### WRITTEN REQUEST
Below are some entries. Copy each line that holds the string "ylabel".

### EXTRACTED MATERIAL
····················

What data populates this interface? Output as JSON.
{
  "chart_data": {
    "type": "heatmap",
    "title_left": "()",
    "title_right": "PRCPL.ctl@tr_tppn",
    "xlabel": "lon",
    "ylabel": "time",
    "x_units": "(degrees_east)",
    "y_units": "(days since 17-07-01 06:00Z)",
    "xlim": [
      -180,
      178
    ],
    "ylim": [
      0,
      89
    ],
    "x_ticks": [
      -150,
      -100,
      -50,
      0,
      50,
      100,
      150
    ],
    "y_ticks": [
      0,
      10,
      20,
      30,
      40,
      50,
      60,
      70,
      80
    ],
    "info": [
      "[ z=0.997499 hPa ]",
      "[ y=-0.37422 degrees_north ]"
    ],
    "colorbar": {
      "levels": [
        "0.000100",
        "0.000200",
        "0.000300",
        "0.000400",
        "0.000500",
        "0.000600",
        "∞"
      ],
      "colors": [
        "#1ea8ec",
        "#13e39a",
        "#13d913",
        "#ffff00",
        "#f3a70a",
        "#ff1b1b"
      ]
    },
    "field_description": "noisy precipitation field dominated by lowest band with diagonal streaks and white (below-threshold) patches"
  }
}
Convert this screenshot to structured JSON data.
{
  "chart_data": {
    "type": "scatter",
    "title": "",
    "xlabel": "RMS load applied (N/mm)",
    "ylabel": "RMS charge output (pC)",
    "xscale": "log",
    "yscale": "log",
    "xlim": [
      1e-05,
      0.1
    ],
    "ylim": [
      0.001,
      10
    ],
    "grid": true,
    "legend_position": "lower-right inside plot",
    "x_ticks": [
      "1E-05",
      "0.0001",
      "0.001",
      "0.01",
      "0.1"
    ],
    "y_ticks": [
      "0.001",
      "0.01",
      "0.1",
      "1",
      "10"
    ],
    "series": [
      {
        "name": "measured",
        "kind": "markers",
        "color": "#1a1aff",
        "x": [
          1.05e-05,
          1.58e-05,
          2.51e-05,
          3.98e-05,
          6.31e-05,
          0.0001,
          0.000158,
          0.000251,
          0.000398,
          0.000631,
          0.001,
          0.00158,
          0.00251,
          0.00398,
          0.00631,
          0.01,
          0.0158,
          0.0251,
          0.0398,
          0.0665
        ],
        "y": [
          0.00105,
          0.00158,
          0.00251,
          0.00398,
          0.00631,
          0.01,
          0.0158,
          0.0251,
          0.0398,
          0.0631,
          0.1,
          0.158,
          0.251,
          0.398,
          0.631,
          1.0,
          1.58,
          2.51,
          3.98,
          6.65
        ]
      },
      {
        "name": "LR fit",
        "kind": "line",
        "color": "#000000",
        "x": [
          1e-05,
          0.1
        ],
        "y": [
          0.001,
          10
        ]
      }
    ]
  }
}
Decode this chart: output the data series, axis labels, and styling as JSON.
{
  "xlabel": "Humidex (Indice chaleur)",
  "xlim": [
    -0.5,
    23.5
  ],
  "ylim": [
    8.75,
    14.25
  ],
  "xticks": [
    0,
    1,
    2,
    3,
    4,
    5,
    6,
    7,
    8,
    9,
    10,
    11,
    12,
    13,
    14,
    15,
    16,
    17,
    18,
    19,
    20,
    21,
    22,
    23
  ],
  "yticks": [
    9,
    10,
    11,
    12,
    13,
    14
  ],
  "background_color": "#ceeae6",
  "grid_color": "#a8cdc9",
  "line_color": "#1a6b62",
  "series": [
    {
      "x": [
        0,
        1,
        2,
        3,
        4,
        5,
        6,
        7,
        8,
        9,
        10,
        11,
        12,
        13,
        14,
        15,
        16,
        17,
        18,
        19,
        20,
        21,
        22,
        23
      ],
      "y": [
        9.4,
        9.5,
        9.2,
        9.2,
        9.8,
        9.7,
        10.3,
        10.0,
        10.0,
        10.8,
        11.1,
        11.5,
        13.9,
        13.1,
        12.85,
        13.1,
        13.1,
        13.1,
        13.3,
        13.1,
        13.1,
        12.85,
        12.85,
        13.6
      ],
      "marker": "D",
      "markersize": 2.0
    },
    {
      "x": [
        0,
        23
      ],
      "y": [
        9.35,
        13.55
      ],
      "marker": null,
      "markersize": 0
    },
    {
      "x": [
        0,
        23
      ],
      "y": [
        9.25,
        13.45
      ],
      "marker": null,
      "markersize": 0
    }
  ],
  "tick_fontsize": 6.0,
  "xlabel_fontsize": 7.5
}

····················

### TASK ANSWER
    "ylabel": "time",
    "ylabel": "RMS charge output (pC)",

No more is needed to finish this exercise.